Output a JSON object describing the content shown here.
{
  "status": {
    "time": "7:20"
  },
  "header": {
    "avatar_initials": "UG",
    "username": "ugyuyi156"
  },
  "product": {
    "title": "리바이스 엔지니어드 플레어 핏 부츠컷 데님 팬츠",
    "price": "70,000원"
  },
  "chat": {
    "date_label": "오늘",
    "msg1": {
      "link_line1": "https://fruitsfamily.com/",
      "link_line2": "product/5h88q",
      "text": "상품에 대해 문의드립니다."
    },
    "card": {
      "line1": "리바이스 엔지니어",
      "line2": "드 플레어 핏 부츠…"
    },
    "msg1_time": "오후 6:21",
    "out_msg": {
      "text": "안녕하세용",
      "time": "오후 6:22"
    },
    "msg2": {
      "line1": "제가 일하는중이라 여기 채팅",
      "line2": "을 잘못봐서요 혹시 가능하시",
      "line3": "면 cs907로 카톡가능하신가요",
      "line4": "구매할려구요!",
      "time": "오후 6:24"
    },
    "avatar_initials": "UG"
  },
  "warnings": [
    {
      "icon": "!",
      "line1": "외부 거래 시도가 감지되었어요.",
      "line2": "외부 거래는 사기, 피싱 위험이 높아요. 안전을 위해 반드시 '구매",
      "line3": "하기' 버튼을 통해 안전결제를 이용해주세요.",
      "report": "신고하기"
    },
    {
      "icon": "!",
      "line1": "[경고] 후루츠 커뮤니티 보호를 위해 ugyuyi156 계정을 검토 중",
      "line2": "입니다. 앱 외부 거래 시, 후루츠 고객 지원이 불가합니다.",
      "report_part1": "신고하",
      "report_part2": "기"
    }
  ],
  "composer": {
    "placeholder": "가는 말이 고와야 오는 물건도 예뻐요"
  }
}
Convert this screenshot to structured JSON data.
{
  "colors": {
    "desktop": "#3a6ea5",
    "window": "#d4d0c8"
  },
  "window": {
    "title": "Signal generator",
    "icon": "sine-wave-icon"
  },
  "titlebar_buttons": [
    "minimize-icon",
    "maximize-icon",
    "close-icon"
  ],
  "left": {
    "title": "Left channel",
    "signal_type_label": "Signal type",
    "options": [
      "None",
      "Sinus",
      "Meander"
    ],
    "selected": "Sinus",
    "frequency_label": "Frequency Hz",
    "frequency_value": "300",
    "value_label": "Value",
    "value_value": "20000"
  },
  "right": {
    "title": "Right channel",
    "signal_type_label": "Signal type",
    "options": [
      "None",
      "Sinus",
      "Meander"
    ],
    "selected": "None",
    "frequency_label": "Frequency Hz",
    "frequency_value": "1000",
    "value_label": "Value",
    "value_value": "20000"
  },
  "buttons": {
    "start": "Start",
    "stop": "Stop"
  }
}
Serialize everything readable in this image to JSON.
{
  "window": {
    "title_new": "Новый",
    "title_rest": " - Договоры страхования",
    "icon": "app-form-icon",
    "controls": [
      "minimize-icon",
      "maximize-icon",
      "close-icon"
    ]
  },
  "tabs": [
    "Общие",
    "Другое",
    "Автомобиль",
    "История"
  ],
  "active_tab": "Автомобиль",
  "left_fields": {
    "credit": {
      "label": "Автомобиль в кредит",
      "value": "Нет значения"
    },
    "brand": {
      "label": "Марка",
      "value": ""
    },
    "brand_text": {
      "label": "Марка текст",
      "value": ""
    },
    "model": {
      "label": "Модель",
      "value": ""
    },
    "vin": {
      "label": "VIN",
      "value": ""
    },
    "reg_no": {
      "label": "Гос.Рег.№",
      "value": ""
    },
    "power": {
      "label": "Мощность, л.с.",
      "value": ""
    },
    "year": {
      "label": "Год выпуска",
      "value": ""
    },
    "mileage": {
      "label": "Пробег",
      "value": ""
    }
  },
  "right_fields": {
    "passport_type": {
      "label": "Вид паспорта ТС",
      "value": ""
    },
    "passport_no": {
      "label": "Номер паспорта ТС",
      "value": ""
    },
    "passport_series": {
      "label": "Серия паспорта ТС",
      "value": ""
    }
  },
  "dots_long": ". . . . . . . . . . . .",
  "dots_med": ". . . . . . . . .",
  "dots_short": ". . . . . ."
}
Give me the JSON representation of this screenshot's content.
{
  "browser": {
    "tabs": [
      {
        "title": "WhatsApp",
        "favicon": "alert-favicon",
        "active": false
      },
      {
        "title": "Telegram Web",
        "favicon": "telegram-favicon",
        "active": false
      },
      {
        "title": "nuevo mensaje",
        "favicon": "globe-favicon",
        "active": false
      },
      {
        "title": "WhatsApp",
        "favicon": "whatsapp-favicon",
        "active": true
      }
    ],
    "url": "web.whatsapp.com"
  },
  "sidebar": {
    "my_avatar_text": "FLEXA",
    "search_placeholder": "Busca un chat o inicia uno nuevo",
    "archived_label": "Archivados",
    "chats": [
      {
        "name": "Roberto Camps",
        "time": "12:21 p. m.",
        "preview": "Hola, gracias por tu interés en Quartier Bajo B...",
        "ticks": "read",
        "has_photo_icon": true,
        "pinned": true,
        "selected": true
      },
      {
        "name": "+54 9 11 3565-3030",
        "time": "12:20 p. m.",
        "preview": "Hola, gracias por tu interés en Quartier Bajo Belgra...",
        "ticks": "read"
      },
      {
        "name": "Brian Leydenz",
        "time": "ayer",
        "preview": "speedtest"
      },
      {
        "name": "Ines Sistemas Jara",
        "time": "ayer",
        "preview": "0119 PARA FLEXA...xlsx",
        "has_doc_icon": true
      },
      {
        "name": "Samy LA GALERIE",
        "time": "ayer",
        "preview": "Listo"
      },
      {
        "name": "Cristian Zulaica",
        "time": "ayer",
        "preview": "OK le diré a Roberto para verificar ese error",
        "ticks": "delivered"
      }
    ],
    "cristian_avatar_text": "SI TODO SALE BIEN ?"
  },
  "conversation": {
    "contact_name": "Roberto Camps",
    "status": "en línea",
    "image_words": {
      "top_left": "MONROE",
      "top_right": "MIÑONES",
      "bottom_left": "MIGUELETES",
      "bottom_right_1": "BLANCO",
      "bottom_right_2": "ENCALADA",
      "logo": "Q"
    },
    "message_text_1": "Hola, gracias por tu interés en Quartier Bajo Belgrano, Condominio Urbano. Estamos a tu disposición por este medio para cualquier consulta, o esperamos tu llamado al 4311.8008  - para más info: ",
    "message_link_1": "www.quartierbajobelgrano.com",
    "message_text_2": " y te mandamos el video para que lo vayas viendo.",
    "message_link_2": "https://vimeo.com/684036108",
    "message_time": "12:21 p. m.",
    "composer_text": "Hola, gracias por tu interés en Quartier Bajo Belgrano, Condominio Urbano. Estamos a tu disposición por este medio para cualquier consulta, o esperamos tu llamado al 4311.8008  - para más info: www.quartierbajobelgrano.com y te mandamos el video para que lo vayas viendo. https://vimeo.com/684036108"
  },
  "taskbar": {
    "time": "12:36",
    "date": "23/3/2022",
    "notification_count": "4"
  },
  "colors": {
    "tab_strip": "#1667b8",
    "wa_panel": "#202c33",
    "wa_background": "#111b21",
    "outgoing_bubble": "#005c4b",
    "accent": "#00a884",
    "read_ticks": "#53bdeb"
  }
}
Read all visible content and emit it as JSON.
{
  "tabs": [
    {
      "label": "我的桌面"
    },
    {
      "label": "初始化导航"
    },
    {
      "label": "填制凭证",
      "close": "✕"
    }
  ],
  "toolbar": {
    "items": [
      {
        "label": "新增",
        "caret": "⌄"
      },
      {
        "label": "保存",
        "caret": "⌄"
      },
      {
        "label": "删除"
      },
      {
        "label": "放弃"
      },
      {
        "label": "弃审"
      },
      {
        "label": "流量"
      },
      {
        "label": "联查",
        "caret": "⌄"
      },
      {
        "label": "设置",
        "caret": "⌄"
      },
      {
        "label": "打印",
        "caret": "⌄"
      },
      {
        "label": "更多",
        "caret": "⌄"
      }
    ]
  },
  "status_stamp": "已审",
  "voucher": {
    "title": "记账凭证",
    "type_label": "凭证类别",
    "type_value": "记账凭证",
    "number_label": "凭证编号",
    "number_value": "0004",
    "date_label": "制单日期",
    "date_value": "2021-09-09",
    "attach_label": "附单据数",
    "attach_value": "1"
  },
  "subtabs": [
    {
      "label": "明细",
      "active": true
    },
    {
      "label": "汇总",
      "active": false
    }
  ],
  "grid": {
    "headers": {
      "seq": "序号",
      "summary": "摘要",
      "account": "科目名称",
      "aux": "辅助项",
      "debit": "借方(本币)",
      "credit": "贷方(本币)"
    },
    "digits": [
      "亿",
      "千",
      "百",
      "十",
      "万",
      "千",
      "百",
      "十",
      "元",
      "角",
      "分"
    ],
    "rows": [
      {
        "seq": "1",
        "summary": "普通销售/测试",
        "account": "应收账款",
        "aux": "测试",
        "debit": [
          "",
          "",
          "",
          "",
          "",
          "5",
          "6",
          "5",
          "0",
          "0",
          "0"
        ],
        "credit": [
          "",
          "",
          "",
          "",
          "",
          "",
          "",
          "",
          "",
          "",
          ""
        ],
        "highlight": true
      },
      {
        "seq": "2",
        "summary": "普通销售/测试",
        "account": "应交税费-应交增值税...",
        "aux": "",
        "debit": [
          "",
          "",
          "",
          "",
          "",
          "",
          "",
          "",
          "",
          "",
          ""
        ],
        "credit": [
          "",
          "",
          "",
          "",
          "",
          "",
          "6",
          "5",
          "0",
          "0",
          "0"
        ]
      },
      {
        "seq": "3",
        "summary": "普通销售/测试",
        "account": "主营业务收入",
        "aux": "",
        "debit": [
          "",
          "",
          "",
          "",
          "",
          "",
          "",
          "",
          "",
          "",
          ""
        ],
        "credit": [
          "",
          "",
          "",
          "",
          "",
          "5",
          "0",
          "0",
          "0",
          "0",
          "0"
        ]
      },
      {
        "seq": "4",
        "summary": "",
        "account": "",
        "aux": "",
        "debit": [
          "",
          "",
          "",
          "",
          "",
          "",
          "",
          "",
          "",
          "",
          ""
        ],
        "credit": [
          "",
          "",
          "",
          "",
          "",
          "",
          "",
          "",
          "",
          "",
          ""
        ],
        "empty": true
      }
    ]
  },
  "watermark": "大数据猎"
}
━━━━━━━━━━━━━━━━━━━━
Which lines contain "interés"? Copy each of them.

        "preview": "Hola, gracias por tu interés en Quartier Bajo B...",
        "preview": "Hola, gracias por tu interés en Quartier Bajo Belgra...",
    "message_text_1": "Hola, gracias por tu interés en Quartier Bajo Belgrano, Condominio Urbano. Estamos a tu disposición por este medio para cualquier consulta, o esperamos tu llamado al 4311.8008  - para más info: ",
    "composer_text": "Hola, gracias por tu interés en Quartier Bajo Belgrano, Condominio Urbano. Estamos a tu disposición por este medio para cualquier consulta, o esperamos tu llamado al 4311.8008  - para más info: www.quartierbajobelgrano.com y te mandamos el video para que lo vayas viendo. https://vimeo.com/684036108"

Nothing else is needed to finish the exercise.